From the authorities considered, it seems well settled that the general rule that a person
in contempt of court cannot be heard until the contempt was purged as derived from
ancient canon law has outlived any inflexible application granted it was ever absolute
and universal. The rule is now exposed to manifold exceptions and made subject to the
discretion of the courts. The exercise of the discretion depends on varied factors including
the nature and purpose of the proceeding by which further hearing is sought, the nature
of the disobedience that resulted in the contempt and whether its persistence will fatally
impede the course of justice. The court may also consider the conduct of the contemnor
or any other party and indeed the overall circumstances of the case.

▬▬▬▬▬▬

(Exercise requirements):
#1 In the contempt-of-court excerpt, from what body of law is the rule on hearing a contemnor said to derive?
#2 Reproduce everything in the contempt-of-court excerpt from "From the authorities" down to "of the case.".

(Data extract):
▬▬▬▬▬▬

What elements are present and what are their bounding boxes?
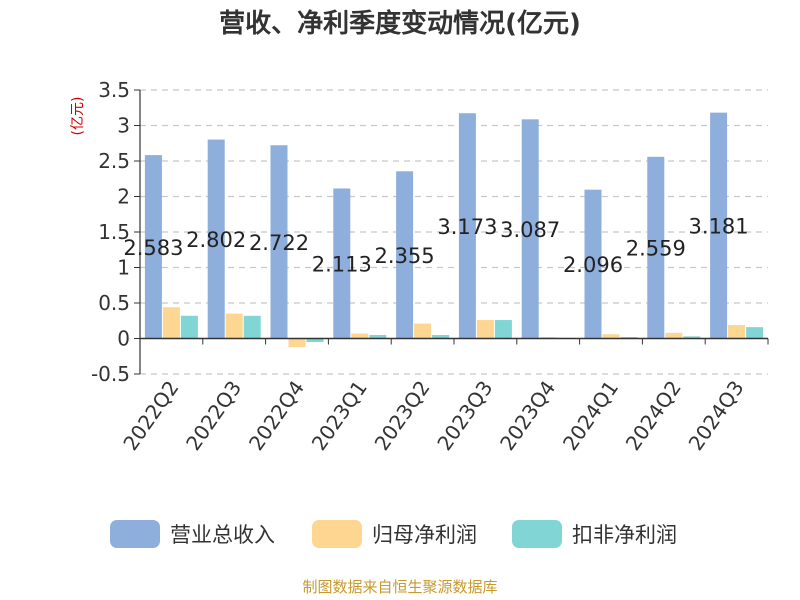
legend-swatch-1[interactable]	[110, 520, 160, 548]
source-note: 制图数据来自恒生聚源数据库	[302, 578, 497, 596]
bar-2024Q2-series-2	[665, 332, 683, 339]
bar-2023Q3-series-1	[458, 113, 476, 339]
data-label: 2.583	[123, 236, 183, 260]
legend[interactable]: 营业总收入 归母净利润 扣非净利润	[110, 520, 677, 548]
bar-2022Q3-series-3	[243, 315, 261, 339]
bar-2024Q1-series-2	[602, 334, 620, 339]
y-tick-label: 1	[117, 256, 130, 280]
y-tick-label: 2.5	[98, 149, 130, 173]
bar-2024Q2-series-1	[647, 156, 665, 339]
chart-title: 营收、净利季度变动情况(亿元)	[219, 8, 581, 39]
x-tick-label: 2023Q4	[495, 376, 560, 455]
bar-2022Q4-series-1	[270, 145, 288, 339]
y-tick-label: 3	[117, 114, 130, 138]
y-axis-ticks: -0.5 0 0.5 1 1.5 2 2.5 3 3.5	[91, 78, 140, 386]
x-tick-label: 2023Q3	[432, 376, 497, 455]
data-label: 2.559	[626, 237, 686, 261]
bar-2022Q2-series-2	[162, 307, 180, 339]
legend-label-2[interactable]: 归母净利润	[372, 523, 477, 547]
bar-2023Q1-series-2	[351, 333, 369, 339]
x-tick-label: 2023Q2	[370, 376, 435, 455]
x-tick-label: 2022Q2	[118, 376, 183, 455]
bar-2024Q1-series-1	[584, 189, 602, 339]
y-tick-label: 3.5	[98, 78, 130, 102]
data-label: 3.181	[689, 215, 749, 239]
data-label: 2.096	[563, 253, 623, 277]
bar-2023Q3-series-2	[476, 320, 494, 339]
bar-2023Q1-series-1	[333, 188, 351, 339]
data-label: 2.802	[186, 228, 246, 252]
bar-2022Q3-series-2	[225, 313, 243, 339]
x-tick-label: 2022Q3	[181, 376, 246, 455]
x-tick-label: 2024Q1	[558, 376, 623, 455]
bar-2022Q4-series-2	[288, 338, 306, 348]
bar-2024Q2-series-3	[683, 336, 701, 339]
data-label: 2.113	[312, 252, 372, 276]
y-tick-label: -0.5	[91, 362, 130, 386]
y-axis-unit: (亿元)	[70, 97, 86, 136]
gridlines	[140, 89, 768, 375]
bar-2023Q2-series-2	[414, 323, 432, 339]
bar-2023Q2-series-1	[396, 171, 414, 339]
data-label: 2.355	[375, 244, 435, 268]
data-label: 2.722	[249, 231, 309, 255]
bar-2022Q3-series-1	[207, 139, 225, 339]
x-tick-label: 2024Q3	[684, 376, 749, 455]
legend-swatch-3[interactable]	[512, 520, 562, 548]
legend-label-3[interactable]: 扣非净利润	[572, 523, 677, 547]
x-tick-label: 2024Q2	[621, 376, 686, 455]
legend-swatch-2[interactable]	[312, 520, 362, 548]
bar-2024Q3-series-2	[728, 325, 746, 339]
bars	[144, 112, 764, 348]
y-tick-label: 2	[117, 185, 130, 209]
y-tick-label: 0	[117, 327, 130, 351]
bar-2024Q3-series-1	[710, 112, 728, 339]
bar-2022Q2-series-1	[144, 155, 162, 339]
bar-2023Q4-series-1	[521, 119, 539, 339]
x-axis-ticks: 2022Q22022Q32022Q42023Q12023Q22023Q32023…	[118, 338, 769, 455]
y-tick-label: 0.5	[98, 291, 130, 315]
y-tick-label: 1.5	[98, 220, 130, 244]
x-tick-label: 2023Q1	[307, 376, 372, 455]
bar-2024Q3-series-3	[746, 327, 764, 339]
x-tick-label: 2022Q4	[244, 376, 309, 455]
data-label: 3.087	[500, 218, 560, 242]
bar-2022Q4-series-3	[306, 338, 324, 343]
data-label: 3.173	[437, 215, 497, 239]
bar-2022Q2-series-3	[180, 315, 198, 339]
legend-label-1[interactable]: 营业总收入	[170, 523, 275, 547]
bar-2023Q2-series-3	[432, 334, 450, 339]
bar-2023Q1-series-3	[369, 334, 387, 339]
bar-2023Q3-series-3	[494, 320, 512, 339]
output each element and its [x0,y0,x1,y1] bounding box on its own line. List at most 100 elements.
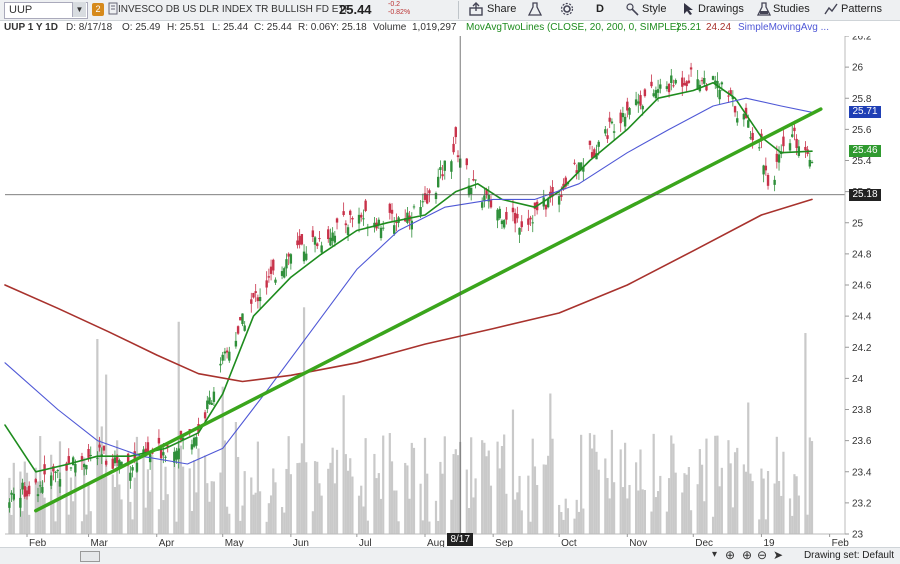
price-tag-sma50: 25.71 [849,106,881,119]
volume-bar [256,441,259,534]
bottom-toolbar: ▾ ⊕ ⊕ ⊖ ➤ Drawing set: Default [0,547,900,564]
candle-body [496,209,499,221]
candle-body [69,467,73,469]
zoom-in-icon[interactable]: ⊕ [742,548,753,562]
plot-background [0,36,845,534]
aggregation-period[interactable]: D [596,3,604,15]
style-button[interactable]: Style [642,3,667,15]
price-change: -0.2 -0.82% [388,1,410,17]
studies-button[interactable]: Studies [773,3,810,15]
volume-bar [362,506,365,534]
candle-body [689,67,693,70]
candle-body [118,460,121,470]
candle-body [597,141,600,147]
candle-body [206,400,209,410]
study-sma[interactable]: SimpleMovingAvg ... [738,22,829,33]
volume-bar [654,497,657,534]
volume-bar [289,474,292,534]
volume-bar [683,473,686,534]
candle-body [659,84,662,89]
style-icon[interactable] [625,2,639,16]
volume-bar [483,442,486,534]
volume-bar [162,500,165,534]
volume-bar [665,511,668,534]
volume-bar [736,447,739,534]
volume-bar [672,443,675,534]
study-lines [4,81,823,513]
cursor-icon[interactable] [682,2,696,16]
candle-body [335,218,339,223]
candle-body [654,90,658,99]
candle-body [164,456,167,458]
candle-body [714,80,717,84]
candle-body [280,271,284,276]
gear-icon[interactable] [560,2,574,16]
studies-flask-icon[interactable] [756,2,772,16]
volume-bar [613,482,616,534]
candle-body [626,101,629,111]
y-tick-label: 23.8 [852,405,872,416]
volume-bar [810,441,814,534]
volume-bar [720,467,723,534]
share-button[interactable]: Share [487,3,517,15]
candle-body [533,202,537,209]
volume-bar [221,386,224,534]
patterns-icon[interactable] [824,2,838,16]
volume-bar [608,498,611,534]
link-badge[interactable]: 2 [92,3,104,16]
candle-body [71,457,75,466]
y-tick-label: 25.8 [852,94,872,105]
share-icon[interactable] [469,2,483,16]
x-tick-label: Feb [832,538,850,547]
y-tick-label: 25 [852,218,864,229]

▬▬▬▬▬▬

(The results):
#1 Ancient canon law.

#2
From the authorities considered, it seems well settled that the general rule that a person
in contempt of court cannot be heard until the contempt was purged as derived from
ancient canon law has outlived any inflexible application granted it was ever absolute
and universal. The rule is now exposed to manifold exceptions and made subject to the
discretion of the courts. The exercise of the discretion depends on varied factors including
the nature and purpose of the proceeding by which further hearing is sought, the nature
of the disobedience that resulted in the contempt and whether its persistence will fatally
impede the course of justice. The court may also consider the conduct of the contemnor
or any other party and indeed the overall circumstances of the case.